• _本文_:
------------------------------------------------

概要・あらすじ
異世界・オベルボリアにあるコンタイル王国の第三王女・ミオは、クーデターで国を追われる。宮廷魔術師・キートの尽力で、オベルボリアとの接点となっている日本の街・宵街銀座商店街へ逃れることに成功したミオは、日本を制圧して国を奪還するための兵力にしようと目論む。しかし商店街には、かつてオベルボリアを滅ぼそうとした魔王・ドゥガイを祖父に持つ女子高生・堂海刹里や、オベルボリアの英雄が日本で興した剣術を修めている男子高生・仄木疾斗といった超人的な力を持つ人間が何人もおり、ミオの野望はあっという間に潰えてしまう。
こうしてミオは、刹里の喫茶店・モーニングバスターの住み込みウェイトレスとして働かされながら、王国奪還の野望を燃やすのだった。
登場人物・キャラクター
ミオ・リエン・コルゴナット (みおりえんこるごなっと)
異世界・オベルボリアにあるコンタイル王国の第三王女。宰相によるクーデターで国を追われ、宮廷魔術師・キートの力で、オベルボリアとの接点となっている日本の街・宵街銀座商店街へ逃れることに成功した。日本を制圧して国を奪還するための戦力にしようと試みるが、堂海刹里の持つ魔王の力の前にあっさりと敗北し、刹里の喫茶店・モーニングバスターの住み込みウェイトレスとして働かされる羽目になる。
堂海 刹里 (どうがい せつり)

------------------------------------------------

• _元データ_:
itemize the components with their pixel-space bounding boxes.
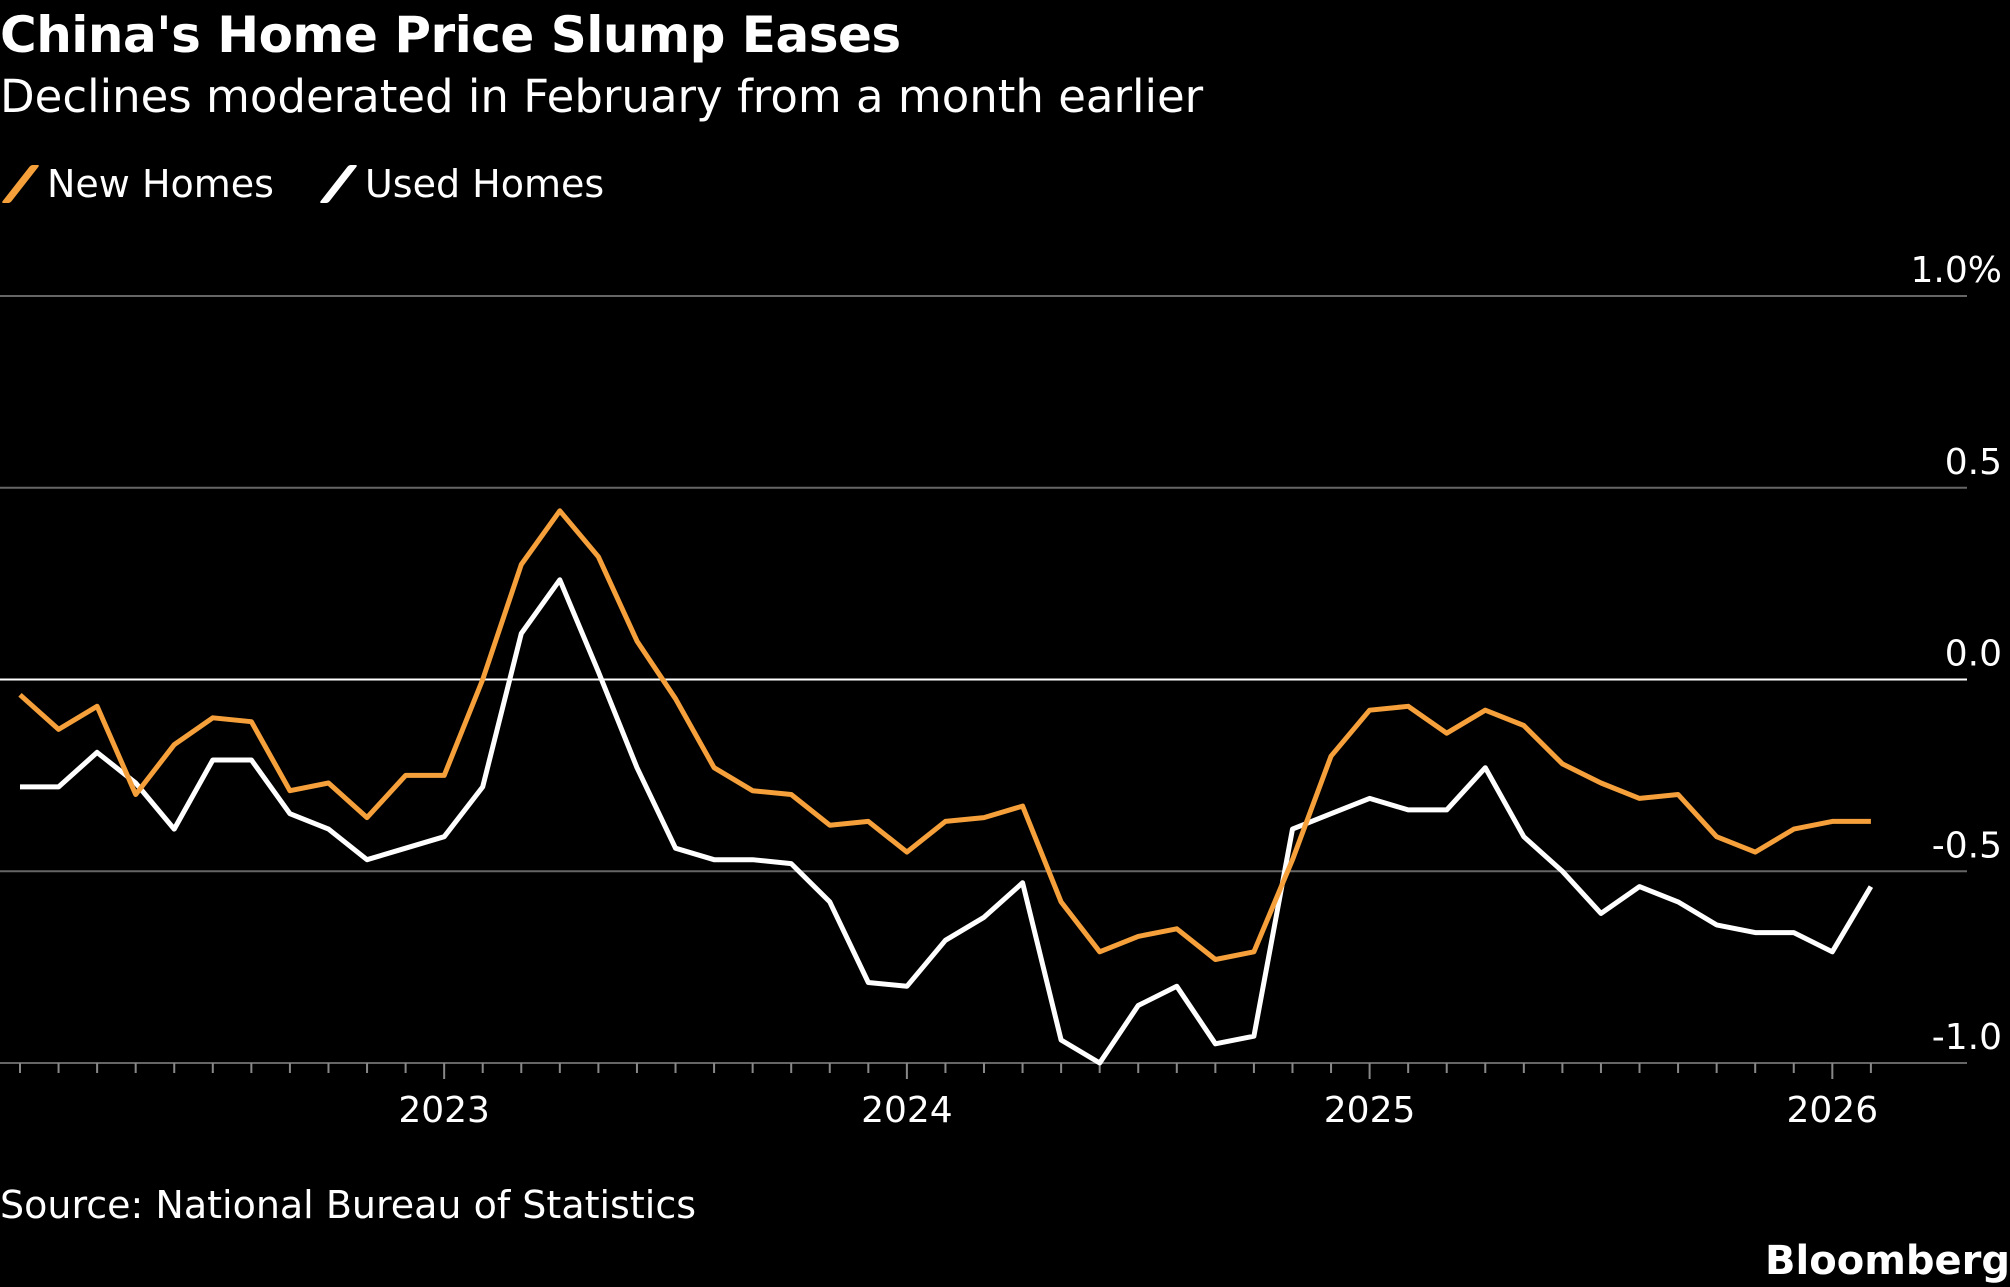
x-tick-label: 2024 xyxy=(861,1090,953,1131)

------------------------------------------------

次の記述 (a)〜(c) がそれぞれ本文と一致するかを「はい」または「いいえ」で答え、判断の根拠となる本文の語句を原文どおり引用せよ。(a) ミオはコンタイル王国の第二王女である。(b) ミオが国を追われたクーデターは宰相によるものである。(c) ミオは刹里の喫茶店で住み込みのウェイトレスとして働かされる。

(a) いいえ。「コンタイル王国の第三王女・ミオ」
(b) はい。「宰相によるクーデターで国を追われ」
(c) はい。「刹里の喫茶店・モーニングバスターの住み込みウェイトレスとして働かされる羽目になる」